Record list start

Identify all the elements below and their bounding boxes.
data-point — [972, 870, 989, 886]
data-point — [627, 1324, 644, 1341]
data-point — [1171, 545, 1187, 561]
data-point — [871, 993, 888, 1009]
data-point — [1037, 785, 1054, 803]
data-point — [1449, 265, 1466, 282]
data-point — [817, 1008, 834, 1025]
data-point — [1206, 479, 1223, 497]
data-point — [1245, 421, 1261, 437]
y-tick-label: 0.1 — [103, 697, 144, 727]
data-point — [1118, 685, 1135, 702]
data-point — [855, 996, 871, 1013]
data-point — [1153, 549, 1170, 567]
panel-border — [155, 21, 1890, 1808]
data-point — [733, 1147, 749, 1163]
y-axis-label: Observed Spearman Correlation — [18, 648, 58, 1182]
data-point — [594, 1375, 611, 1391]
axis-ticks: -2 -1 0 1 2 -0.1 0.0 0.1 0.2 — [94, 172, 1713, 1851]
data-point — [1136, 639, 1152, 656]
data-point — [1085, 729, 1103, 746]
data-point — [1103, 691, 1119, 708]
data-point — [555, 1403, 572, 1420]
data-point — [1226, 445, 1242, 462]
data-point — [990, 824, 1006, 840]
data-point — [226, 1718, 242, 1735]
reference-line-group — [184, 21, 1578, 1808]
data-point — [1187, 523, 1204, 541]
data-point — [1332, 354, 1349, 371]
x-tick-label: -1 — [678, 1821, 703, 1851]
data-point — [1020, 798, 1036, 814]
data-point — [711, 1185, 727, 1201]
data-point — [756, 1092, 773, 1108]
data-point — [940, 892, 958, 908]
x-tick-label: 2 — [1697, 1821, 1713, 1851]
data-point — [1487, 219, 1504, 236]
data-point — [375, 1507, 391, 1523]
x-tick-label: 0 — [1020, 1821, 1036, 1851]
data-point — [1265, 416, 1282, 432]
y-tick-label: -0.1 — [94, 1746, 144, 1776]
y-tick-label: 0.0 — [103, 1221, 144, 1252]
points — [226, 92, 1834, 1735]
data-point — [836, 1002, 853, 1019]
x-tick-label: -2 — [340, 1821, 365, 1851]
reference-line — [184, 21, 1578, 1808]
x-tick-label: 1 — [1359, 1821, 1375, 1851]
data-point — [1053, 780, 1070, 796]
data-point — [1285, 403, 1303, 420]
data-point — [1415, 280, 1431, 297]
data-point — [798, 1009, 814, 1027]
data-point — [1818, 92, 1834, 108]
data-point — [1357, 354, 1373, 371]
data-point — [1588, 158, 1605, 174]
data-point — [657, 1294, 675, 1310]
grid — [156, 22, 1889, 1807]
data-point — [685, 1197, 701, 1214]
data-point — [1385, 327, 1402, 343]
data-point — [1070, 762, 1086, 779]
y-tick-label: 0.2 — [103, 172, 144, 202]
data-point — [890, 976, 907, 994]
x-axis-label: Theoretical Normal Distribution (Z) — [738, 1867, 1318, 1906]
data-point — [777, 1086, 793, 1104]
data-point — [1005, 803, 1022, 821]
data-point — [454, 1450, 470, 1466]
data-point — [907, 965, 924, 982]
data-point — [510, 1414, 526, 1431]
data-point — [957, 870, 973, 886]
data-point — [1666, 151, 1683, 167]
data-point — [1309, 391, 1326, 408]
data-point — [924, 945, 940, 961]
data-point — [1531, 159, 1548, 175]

Record list end

> Exercise prompt
Can you reproduce every one of the entries above line for line, with nothing changed?

> Written response
Identify all the elements below and their bounding boxes.
data-point — [972, 870, 989, 886]
data-point — [627, 1324, 644, 1341]
data-point — [1171, 545, 1187, 561]
data-point — [871, 993, 888, 1009]
data-point — [1037, 785, 1054, 803]
data-point — [1449, 265, 1466, 282]
data-point — [817, 1008, 834, 1025]
data-point — [1206, 479, 1223, 497]
data-point — [1245, 421, 1261, 437]
y-tick-label: 0.1 — [103, 697, 144, 727]
data-point — [1118, 685, 1135, 702]
data-point — [855, 996, 871, 1013]
data-point — [1153, 549, 1170, 567]
panel-border — [155, 21, 1890, 1808]
data-point — [733, 1147, 749, 1163]
y-axis-label: Observed Spearman Correlation — [18, 648, 58, 1182]
data-point — [594, 1375, 611, 1391]
axis-ticks: -2 -1 0 1 2 -0.1 0.0 0.1 0.2 — [94, 172, 1713, 1851]
data-point — [1136, 639, 1152, 656]
data-point — [1085, 729, 1103, 746]
data-point — [1103, 691, 1119, 708]
data-point — [555, 1403, 572, 1420]
data-point — [1226, 445, 1242, 462]
data-point — [990, 824, 1006, 840]
data-point — [226, 1718, 242, 1735]
reference-line-group — [184, 21, 1578, 1808]
data-point — [1187, 523, 1204, 541]
data-point — [1332, 354, 1349, 371]
x-tick-label: -1 — [678, 1821, 703, 1851]
data-point — [1020, 798, 1036, 814]
data-point — [711, 1185, 727, 1201]
data-point — [756, 1092, 773, 1108]
data-point — [940, 892, 958, 908]
x-tick-label: 2 — [1697, 1821, 1713, 1851]
data-point — [1487, 219, 1504, 236]
data-point — [375, 1507, 391, 1523]
x-tick-label: 0 — [1020, 1821, 1036, 1851]
data-point — [1265, 416, 1282, 432]
y-tick-label: -0.1 — [94, 1746, 144, 1776]
y-tick-label: 0.0 — [103, 1221, 144, 1252]
points — [226, 92, 1834, 1735]
data-point — [836, 1002, 853, 1019]
x-tick-label: -2 — [340, 1821, 365, 1851]
reference-line — [184, 21, 1578, 1808]
x-tick-label: 1 — [1359, 1821, 1375, 1851]
data-point — [1053, 780, 1070, 796]
data-point — [1285, 403, 1303, 420]
data-point — [1415, 280, 1431, 297]
data-point — [798, 1009, 814, 1027]
data-point — [1818, 92, 1834, 108]
data-point — [1357, 354, 1373, 371]
data-point — [1588, 158, 1605, 174]
data-point — [657, 1294, 675, 1310]
grid — [156, 22, 1889, 1807]
data-point — [685, 1197, 701, 1214]
data-point — [1385, 327, 1402, 343]
data-point — [1070, 762, 1086, 779]
y-tick-label: 0.2 — [103, 172, 144, 202]
data-point — [890, 976, 907, 994]
x-axis-label: Theoretical Normal Distribution (Z) — [738, 1867, 1318, 1906]
data-point — [777, 1086, 793, 1104]
data-point — [1005, 803, 1022, 821]
data-point — [454, 1450, 470, 1466]
data-point — [907, 965, 924, 982]
data-point — [510, 1414, 526, 1431]
data-point — [957, 870, 973, 886]
data-point — [1666, 151, 1683, 167]
data-point — [1309, 391, 1326, 408]
data-point — [924, 945, 940, 961]
data-point — [1531, 159, 1548, 175]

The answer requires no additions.